Direction:
Transcribe the material verbatim in full; the pictures do not belong in the copy.

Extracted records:
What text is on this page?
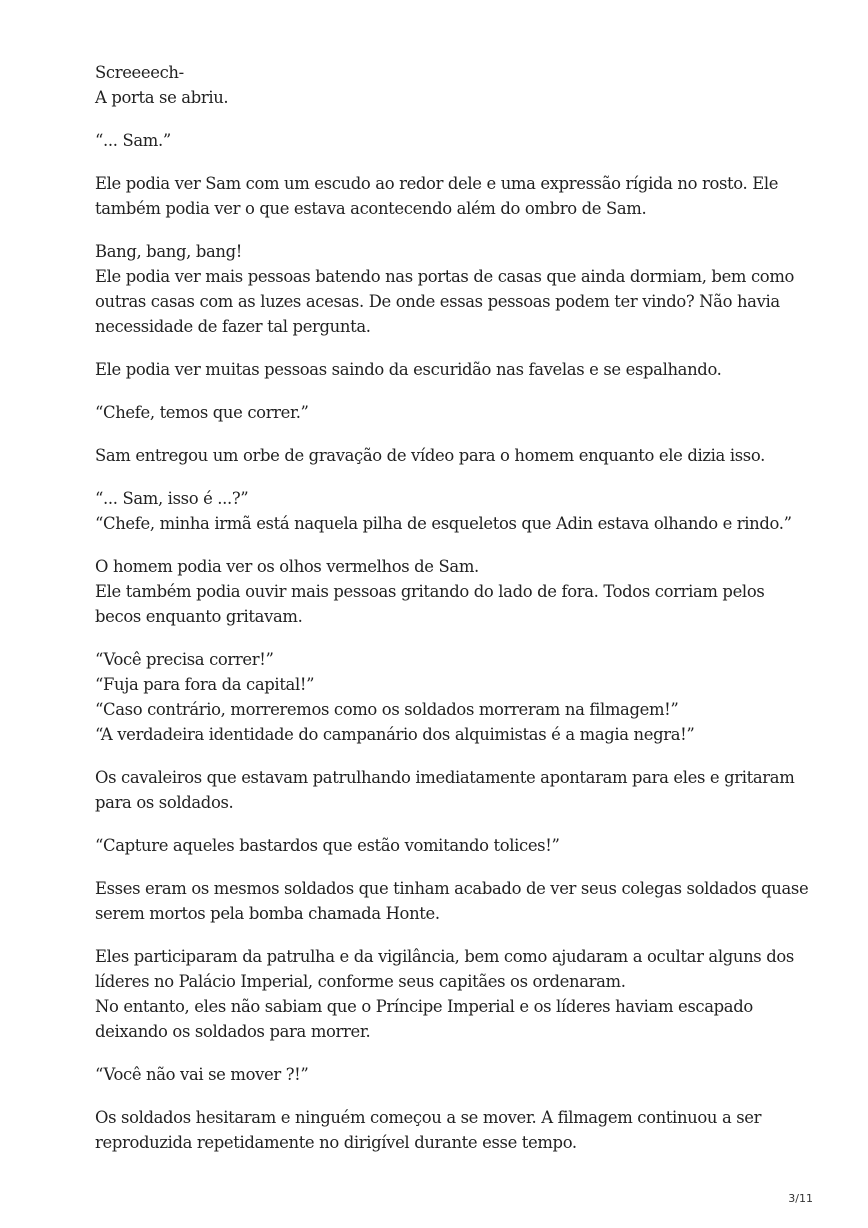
Screeeech-
A porta se abriu.

“... Sam.”

Ele podia ver Sam com um escudo ao redor dele e uma expressão rígida no rosto. Ele
também podia ver o que estava acontecendo além do ombro de Sam.

Bang, bang, bang!
Ele podia ver mais pessoas batendo nas portas de casas que ainda dormiam, bem como
outras casas com as luzes acesas. De onde essas pessoas podem ter vindo? Não havia
necessidade de fazer tal pergunta.

Ele podia ver muitas pessoas saindo da escuridão nas favelas e se espalhando.

“Chefe, temos que correr.”

Sam entregou um orbe de gravação de vídeo para o homem enquanto ele dizia isso.

“... Sam, isso é ...?”
“Chefe, minha irmã está naquela pilha de esqueletos que Adin estava olhando e rindo.”

O homem podia ver os olhos vermelhos de Sam.
Ele também podia ouvir mais pessoas gritando do lado de fora. Todos corriam pelos
becos enquanto gritavam.

“Você precisa correr!”
“Fuja para fora da capital!”
“Caso contrário, morreremos como os soldados morreram na filmagem!”
“A verdadeira identidade do campanário dos alquimistas é a magia negra!”

Os cavaleiros que estavam patrulhando imediatamente apontaram para eles e gritaram
para os soldados.

“Capture aqueles bastardos que estão vomitando tolices!”

Esses eram os mesmos soldados que tinham acabado de ver seus colegas soldados quase
serem mortos pela bomba chamada Honte.

Eles participaram da patrulha e da vigilância, bem como ajudaram a ocultar alguns dos
líderes no Palácio Imperial, conforme seus capitães os ordenaram.
No entanto, eles não sabiam que o Príncipe Imperial e os líderes haviam escapado
deixando os soldados para morrer.

“Você não vai se mover ?!”

Os soldados hesitaram e ninguém começou a se mover. A filmagem continuou a ser
reproduzida repetidamente no dirigível durante esse tempo.

3/11
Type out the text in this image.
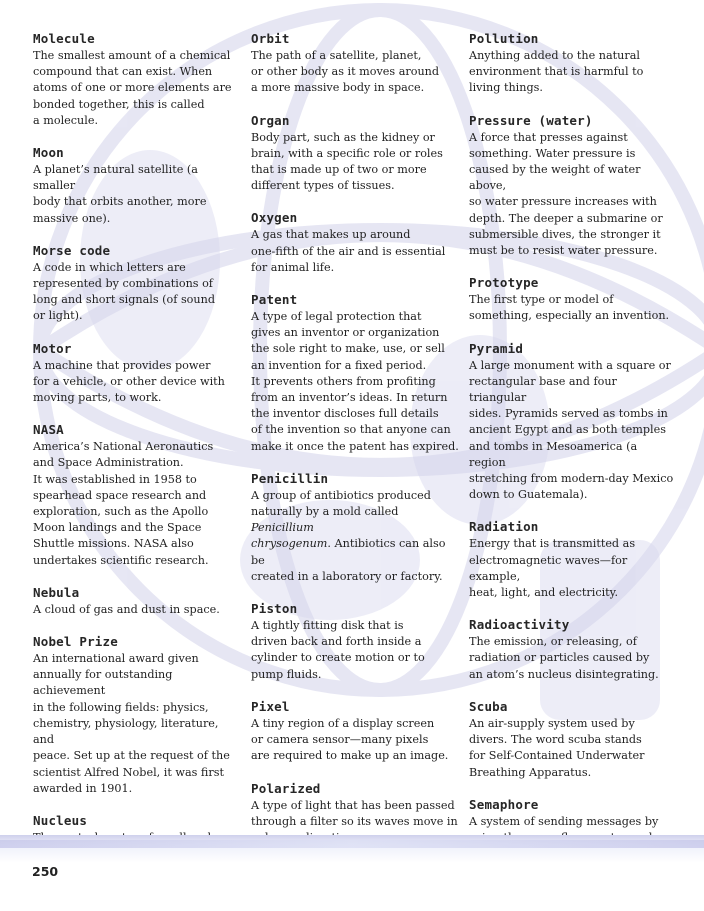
Molecule
The smallest amount of a chemical
compound that can exist. When
atoms of one or more elements are
bonded together, this is called
a molecule.
Moon
A planet’s natural satellite (a smaller
body that orbits another, more
massive one).
Morse code
A code in which letters are
represented by combinations of
long and short signals (of sound
or light).
Motor
A machine that provides power
for a vehicle, or other device with
moving parts, to work.
NASA
America’s National Aeronautics
and Space Administration.
It was established in 1958 to
spearhead space research and
exploration, such as the Apollo
Moon landings and the Space
Shuttle missions. NASA also
undertakes scientific research.
Nebula
A cloud of gas and dust in space.
Nobel Prize
An international award given
annually for outstanding achievement
in the following fields: physics,
chemistry, physiology, literature, and
peace. Set up at the request of the
scientist Alfred Nobel, it was first
awarded in 1901.
Nucleus
Orbit
The path of a satellite, planet,
or other body as it moves around
a more massive body in space.
Organ
Body part, such as the kidney or
brain, with a specific role or roles
that is made up of two or more
different types of tissues.
Oxygen
A gas that makes up around
one-fifth of the air and is essential
for animal life.
Patent
A type of legal protection that
gives an inventor or organization
the sole right to make, use, or sell
an invention for a fixed period.
It prevents others from profiting
from an inventor’s ideas. In return
the inventor discloses full details
of the invention so that anyone can
make it once the patent has expired.
Penicillin
A group of antibiotics produced
naturally by a mold called Penicillium
chrysogenum. Antibiotics can also be
created in a laboratory or factory.
Piston
A tightly fitting disk that is
driven back and forth inside a
cylinder to create motion or to
pump fluids.
Pixel
A tiny region of a display screen
or camera sensor—many pixels
are required to make up an image.
Polarized
A type of light that has been passed
through a filter so its waves move in

Pollution
Anything added to the natural
environment that is harmful to
living things.
Pressure (water)
A force that presses against
something. Water pressure is
caused by the weight of water above,
so water pressure increases with
depth. The deeper a submarine or
submersible dives, the stronger it
must be to resist water pressure.
Prototype
The first type or model of
something, especially an invention.
Pyramid
A large monument with a square or
rectangular base and four triangular
sides. Pyramids served as tombs in
ancient Egypt and as both temples
and tombs in Mesoamerica (a region
stretching from modern-day Mexico
down to Guatemala).
Radiation
Energy that is transmitted as
electromagnetic waves—for example,
heat, light, and electricity.
Radioactivity
The emission, or releasing, of
radiation or particles caused by
an atom’s nucleus disintegrating.
Scuba
An air-supply system used by
divers. The word scuba stands
for Self-Contained Underwater
Breathing Apparatus.
Semaphore
A system of sending messages by

250
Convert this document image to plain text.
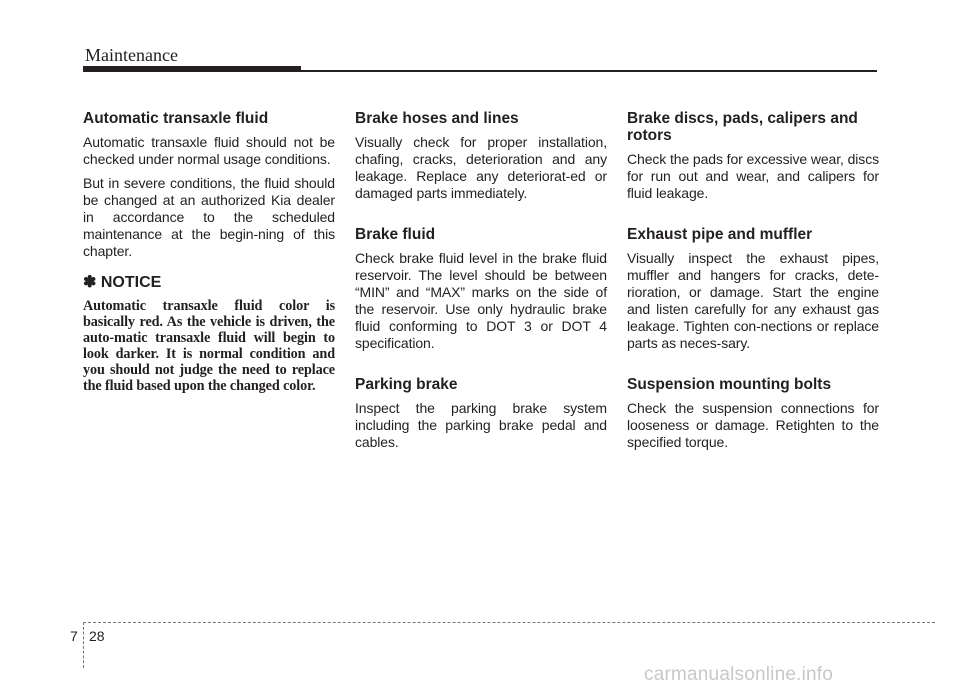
Maintenance
Automatic transaxle fluid

Automatic transaxle fluid should not be checked under normal usage conditions.

But in severe conditions, the fluid should be changed at an authorized Kia dealer in accordance to the scheduled maintenance at the begin-ning of this chapter.

✽ NOTICE

Automatic transaxle fluid color is basically red. As the vehicle is driven, the auto-matic transaxle fluid will begin to look darker. It is normal condition and you should not judge the need to replace the fluid based upon the changed color.

Brake hoses and lines

Visually check for proper installation, chafing, cracks, deterioration and any leakage. Replace any deteriorat-ed or damaged parts immediately.

Brake fluid

Check brake fluid level in the brake fluid reservoir. The level should be between “MIN” and “MAX” marks on the side of the reservoir. Use only hydraulic brake fluid conforming to DOT 3 or DOT 4 specification.

Parking brake

Inspect the parking brake system including the parking brake pedal and cables.

Brake discs, pads, calipers and rotors

Check the pads for excessive wear, discs for run out and wear, and calipers for fluid leakage.

Exhaust pipe and muffler

Visually inspect the exhaust pipes, muffler and hangers for cracks, dete-rioration, or damage. Start the engine and listen carefully for any exhaust gas leakage. Tighten con-nections or replace parts as neces-sary.

Suspension mounting bolts

Check the suspension connections for looseness or damage. Retighten to the specified torque.

7 28
carmanualsonline.info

Result of the exercise:
What text is on this page?
Screeeech-
A porta se abriu.

“... Sam.”

Ele podia ver Sam com um escudo ao redor dele e uma expressão rígida no rosto. Ele
também podia ver o que estava acontecendo além do ombro de Sam.

Bang, bang, bang!
Ele podia ver mais pessoas batendo nas portas de casas que ainda dormiam, bem como
outras casas com as luzes acesas. De onde essas pessoas podem ter vindo? Não havia
necessidade de fazer tal pergunta.

Ele podia ver muitas pessoas saindo da escuridão nas favelas e se espalhando.

“Chefe, temos que correr.”

Sam entregou um orbe de gravação de vídeo para o homem enquanto ele dizia isso.

“... Sam, isso é ...?”
“Chefe, minha irmã está naquela pilha de esqueletos que Adin estava olhando e rindo.”

O homem podia ver os olhos vermelhos de Sam.
Ele também podia ouvir mais pessoas gritando do lado de fora. Todos corriam pelos
becos enquanto gritavam.

“Você precisa correr!”
“Fuja para fora da capital!”
“Caso contrário, morreremos como os soldados morreram na filmagem!”
“A verdadeira identidade do campanário dos alquimistas é a magia negra!”

Os cavaleiros que estavam patrulhando imediatamente apontaram para eles e gritaram
para os soldados.

“Capture aqueles bastardos que estão vomitando tolices!”

Esses eram os mesmos soldados que tinham acabado de ver seus colegas soldados quase
serem mortos pela bomba chamada Honte.

Eles participaram da patrulha e da vigilância, bem como ajudaram a ocultar alguns dos
líderes no Palácio Imperial, conforme seus capitães os ordenaram.
No entanto, eles não sabiam que o Príncipe Imperial e os líderes haviam escapado
deixando os soldados para morrer.

“Você não vai se mover ?!”

Os soldados hesitaram e ninguém começou a se mover. A filmagem continuou a ser
reproduzida repetidamente no dirigível durante esse tempo.

3/11
Type out the text in this image.
Molecule
The smallest amount of a chemical
compound that can exist. When
atoms of one or more elements are
bonded together, this is called
a molecule.
Moon
A planet’s natural satellite (a smaller
body that orbits another, more
massive one).
Morse code
A code in which letters are
represented by combinations of
long and short signals (of sound
or light).
Motor
A machine that provides power
for a vehicle, or other device with
moving parts, to work.
NASA
America’s National Aeronautics
and Space Administration.
It was established in 1958 to
spearhead space research and
exploration, such as the Apollo
Moon landings and the Space
Shuttle missions. NASA also
undertakes scientific research.
Nebula
A cloud of gas and dust in space.
Nobel Prize
An international award given
annually for outstanding achievement
in the following fields: physics,
chemistry, physiology, literature, and
peace. Set up at the request of the
scientist Alfred Nobel, it was first
awarded in 1901.
Nucleus
Orbit
The path of a satellite, planet,
or other body as it moves around
a more massive body in space.
Organ
Body part, such as the kidney or
brain, with a specific role or roles
that is made up of two or more
different types of tissues.
Oxygen
A gas that makes up around
one-fifth of the air and is essential
for animal life.
Patent
A type of legal protection that
gives an inventor or organization
the sole right to make, use, or sell
an invention for a fixed period.
It prevents others from profiting
from an inventor’s ideas. In return
the inventor discloses full details
of the invention so that anyone can
make it once the patent has expired.
Penicillin
A group of antibiotics produced
naturally by a mold called Penicillium
chrysogenum. Antibiotics can also be
created in a laboratory or factory.
Piston
A tightly fitting disk that is
driven back and forth inside a
cylinder to create motion or to
pump fluids.
Pixel
A tiny region of a display screen
or camera sensor—many pixels
are required to make up an image.
Polarized
A type of light that has been passed
through a filter so its waves move in

Pollution
Anything added to the natural
environment that is harmful to
living things.
Pressure (water)
A force that presses against
something. Water pressure is
caused by the weight of water above,
so water pressure increases with
depth. The deeper a submarine or
submersible dives, the stronger it
must be to resist water pressure.
Prototype
The first type or model of
something, especially an invention.
Pyramid
A large monument with a square or
rectangular base and four triangular
sides. Pyramids served as tombs in
ancient Egypt and as both temples
and tombs in Mesoamerica (a region
stretching from modern-day Mexico
down to Guatemala).
Radiation
Energy that is transmitted as
electromagnetic waves—for example,
heat, light, and electricity.
Radioactivity
The emission, or releasing, of
radiation or particles caused by
an atom’s nucleus disintegrating.
Scuba
An air-supply system used by
divers. The word scuba stands
for Self-Contained Underwater
Breathing Apparatus.
Semaphore
A system of sending messages by

250
Convert this document image to plain text.
Maintenance
Automatic transaxle fluid

Automatic transaxle fluid should not be checked under normal usage conditions.

But in severe conditions, the fluid should be changed at an authorized Kia dealer in accordance to the scheduled maintenance at the begin-ning of this chapter.

✽ NOTICE

Automatic transaxle fluid color is basically red. As the vehicle is driven, the auto-matic transaxle fluid will begin to look darker. It is normal condition and you should not judge the need to replace the fluid based upon the changed color.

Brake hoses and lines

Visually check for proper installation, chafing, cracks, deterioration and any leakage. Replace any deteriorat-ed or damaged parts immediately.

Brake fluid

Check brake fluid level in the brake fluid reservoir. The level should be between “MIN” and “MAX” marks on the side of the reservoir. Use only hydraulic brake fluid conforming to DOT 3 or DOT 4 specification.

Parking brake

Inspect the parking brake system including the parking brake pedal and cables.

Brake discs, pads, calipers and rotors

Check the pads for excessive wear, discs for run out and wear, and calipers for fluid leakage.

Exhaust pipe and muffler

Visually inspect the exhaust pipes, muffler and hangers for cracks, dete-rioration, or damage. Start the engine and listen carefully for any exhaust gas leakage. Tighten con-nections or replace parts as neces-sary.

Suspension mounting bolts

Check the suspension connections for looseness or damage. Retighten to the specified torque.

7 28
carmanualsonline.info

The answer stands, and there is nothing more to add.